• What needs to be done:
Each line below must be set down exactly; omit any image you find.

## START Rows

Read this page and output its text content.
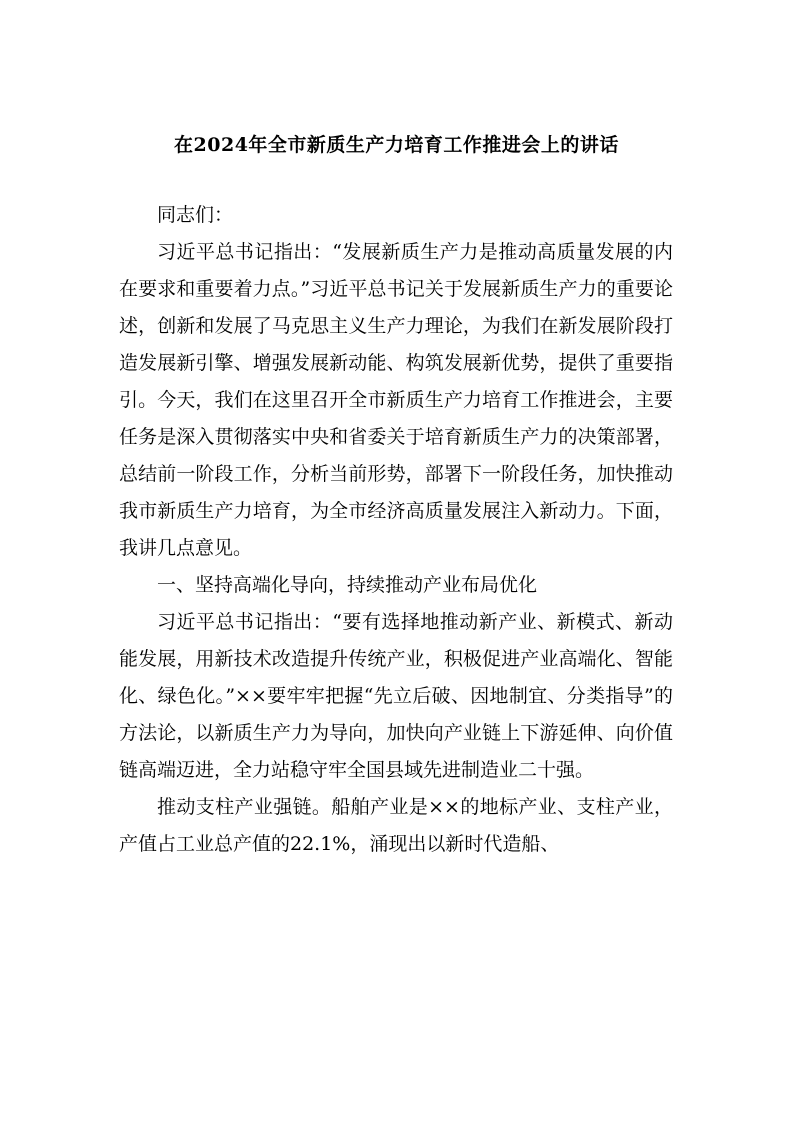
在2024年全市新质生产力培育工作推进会上的讲话

同志们：

习近平总书记指出：“发展新质生产力是推动高质量发展的内在要求和重要着力点。”习近平总书记关于发展新质生产力的重要论述，创新和发展了马克思主义生产力理论，为我们在新发展阶段打造发展新引擎、增强发展新动能、构筑发展新优势，提供了重要指引。今天，我们在这里召开全市新质生产力培育工作推进会，主要任务是深入贯彻落实中央和省委关于培育新质生产力的决策部署，总结前一阶段工作，分析当前形势，部署下一阶段任务，加快推动我市新质生产力培育，为全市经济高质量发展注入新动力。下面，我讲几点意见。

一、坚持高端化导向，持续推动产业布局优化

习近平总书记指出：“要有选择地推动新产业、新模式、新动能发展，用新技术改造提升传统产业，积极促进产业高端化、智能化、绿色化。”××要牢牢把握“先立后破、因地制宜、分类指导”的方法论，以新质生产力为导向，加快向产业链上下游延伸、向价值链高端迈进，全力站稳守牢全国县域先进制造业二十强。

推动支柱产业强链。船舶产业是××的地标产业、支柱产业，产值占工业总产值的22.1%，涌现出以新时代造船、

## END Rows

• Task solution:
Read this page and output its text content.
在2024年全市新质生产力培育工作推进会上的讲话

同志们：

习近平总书记指出：“发展新质生产力是推动高质量发展的内在要求和重要着力点。”习近平总书记关于发展新质生产力的重要论述，创新和发展了马克思主义生产力理论，为我们在新发展阶段打造发展新引擎、增强发展新动能、构筑发展新优势，提供了重要指引。今天，我们在这里召开全市新质生产力培育工作推进会，主要任务是深入贯彻落实中央和省委关于培育新质生产力的决策部署，总结前一阶段工作，分析当前形势，部署下一阶段任务，加快推动我市新质生产力培育，为全市经济高质量发展注入新动力。下面，我讲几点意见。

一、坚持高端化导向，持续推动产业布局优化

习近平总书记指出：“要有选择地推动新产业、新模式、新动能发展，用新技术改造提升传统产业，积极促进产业高端化、智能化、绿色化。”××要牢牢把握“先立后破、因地制宜、分类指导”的方法论，以新质生产力为导向，加快向产业链上下游延伸、向价值链高端迈进，全力站稳守牢全国县域先进制造业二十强。

推动支柱产业强链。船舶产业是××的地标产业、支柱产业，产值占工业总产值的22.1%，涌现出以新时代造船、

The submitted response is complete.